*TASK TO CARRY OUT:* Tell how many lines carry the word "name"; the reply is the number and nothing else.

*THE DATA:*
-- Start --
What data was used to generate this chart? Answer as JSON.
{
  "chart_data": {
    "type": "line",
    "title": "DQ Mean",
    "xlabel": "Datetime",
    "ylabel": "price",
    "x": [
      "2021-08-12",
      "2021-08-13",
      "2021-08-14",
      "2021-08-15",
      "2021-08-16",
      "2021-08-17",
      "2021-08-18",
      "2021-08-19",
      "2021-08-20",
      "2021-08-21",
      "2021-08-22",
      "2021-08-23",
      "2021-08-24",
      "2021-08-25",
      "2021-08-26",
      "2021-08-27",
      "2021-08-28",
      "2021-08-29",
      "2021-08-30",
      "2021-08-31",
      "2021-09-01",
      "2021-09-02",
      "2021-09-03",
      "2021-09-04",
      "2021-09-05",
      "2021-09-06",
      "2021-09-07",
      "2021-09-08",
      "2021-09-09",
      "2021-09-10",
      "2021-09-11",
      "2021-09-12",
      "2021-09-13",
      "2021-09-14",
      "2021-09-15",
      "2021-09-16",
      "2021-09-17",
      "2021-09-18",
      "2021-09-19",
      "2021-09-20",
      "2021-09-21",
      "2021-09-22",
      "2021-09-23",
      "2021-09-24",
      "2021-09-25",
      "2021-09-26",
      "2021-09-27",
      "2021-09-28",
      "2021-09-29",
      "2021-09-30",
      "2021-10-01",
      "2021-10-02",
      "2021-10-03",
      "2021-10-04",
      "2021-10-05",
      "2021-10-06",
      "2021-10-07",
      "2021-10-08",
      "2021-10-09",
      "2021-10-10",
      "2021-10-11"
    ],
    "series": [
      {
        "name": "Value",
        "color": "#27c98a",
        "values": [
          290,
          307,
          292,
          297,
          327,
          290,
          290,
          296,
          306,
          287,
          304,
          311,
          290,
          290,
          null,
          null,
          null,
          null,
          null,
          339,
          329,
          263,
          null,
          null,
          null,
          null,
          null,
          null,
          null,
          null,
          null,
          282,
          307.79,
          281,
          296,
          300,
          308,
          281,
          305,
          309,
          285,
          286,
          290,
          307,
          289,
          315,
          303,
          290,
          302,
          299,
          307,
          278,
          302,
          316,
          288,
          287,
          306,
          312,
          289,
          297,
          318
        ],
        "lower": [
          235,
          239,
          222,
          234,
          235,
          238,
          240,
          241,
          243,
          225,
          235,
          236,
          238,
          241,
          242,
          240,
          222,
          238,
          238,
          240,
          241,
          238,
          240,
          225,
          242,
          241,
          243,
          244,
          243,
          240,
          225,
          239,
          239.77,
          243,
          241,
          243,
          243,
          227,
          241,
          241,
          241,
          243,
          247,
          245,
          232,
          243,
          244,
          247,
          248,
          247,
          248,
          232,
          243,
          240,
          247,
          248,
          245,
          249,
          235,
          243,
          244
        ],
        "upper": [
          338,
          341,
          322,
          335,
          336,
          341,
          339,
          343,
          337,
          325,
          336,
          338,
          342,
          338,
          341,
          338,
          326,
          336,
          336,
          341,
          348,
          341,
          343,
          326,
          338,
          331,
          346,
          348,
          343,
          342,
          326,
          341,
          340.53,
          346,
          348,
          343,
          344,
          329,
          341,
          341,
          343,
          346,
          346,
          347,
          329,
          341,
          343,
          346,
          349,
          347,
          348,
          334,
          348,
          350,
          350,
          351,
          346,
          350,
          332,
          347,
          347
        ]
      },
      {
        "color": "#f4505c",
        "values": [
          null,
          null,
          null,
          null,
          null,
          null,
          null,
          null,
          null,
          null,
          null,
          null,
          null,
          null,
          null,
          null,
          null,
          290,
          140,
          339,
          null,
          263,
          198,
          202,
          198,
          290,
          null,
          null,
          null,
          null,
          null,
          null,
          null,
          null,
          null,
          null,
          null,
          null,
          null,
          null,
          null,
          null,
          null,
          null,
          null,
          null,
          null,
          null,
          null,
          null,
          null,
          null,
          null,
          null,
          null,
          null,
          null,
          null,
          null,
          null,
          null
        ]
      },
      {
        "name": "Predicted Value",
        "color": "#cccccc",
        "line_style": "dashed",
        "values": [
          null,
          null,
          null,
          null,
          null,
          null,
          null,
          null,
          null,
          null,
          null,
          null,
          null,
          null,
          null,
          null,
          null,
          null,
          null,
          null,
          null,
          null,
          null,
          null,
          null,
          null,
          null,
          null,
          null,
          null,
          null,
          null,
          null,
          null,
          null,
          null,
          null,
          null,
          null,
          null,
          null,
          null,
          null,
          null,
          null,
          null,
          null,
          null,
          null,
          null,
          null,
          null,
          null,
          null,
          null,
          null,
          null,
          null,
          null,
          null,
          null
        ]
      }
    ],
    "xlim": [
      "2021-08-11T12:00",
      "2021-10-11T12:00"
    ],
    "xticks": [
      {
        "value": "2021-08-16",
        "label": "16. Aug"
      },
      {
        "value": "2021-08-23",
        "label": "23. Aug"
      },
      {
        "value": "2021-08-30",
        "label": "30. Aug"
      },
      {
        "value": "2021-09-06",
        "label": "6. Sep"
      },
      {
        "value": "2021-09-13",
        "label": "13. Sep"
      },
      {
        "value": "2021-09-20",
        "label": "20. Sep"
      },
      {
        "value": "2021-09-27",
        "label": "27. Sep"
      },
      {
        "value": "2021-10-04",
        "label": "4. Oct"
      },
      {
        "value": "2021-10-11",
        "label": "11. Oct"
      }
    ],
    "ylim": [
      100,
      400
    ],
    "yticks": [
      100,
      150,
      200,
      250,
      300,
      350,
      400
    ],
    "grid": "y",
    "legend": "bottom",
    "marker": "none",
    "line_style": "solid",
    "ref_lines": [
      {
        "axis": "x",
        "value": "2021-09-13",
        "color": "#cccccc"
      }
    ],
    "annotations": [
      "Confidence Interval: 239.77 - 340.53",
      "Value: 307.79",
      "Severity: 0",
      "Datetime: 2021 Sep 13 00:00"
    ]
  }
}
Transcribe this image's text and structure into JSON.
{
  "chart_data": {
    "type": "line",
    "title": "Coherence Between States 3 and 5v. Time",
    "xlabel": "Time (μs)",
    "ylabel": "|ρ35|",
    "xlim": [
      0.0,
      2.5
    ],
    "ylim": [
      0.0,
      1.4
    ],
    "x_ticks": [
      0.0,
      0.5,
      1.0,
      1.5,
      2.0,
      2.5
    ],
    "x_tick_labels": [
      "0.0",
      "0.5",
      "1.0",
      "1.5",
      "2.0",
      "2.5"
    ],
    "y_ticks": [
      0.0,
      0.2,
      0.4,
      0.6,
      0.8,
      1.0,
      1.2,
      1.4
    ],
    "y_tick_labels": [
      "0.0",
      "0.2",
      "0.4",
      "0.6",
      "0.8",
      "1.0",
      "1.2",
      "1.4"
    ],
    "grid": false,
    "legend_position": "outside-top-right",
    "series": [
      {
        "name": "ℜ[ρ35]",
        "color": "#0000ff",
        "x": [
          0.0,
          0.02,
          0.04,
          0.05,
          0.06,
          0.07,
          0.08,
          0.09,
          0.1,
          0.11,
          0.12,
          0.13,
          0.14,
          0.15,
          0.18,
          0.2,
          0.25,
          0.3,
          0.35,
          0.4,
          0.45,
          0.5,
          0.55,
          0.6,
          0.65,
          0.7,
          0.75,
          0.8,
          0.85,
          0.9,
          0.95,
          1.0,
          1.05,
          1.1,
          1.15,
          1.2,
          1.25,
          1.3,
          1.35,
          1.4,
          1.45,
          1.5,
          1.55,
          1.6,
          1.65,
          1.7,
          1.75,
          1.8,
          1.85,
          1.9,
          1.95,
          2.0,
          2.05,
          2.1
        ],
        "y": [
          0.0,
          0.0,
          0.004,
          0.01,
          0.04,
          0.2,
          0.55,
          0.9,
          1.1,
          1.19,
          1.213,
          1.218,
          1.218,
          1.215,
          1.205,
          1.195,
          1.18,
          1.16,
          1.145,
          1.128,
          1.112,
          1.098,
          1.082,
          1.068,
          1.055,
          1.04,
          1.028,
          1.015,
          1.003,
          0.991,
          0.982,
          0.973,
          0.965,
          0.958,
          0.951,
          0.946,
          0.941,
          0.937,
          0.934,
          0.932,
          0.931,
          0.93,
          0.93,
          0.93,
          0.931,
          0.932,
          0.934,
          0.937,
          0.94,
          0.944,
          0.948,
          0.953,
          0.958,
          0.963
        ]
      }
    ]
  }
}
-- End --
*WRITTEN ANSWER:* 3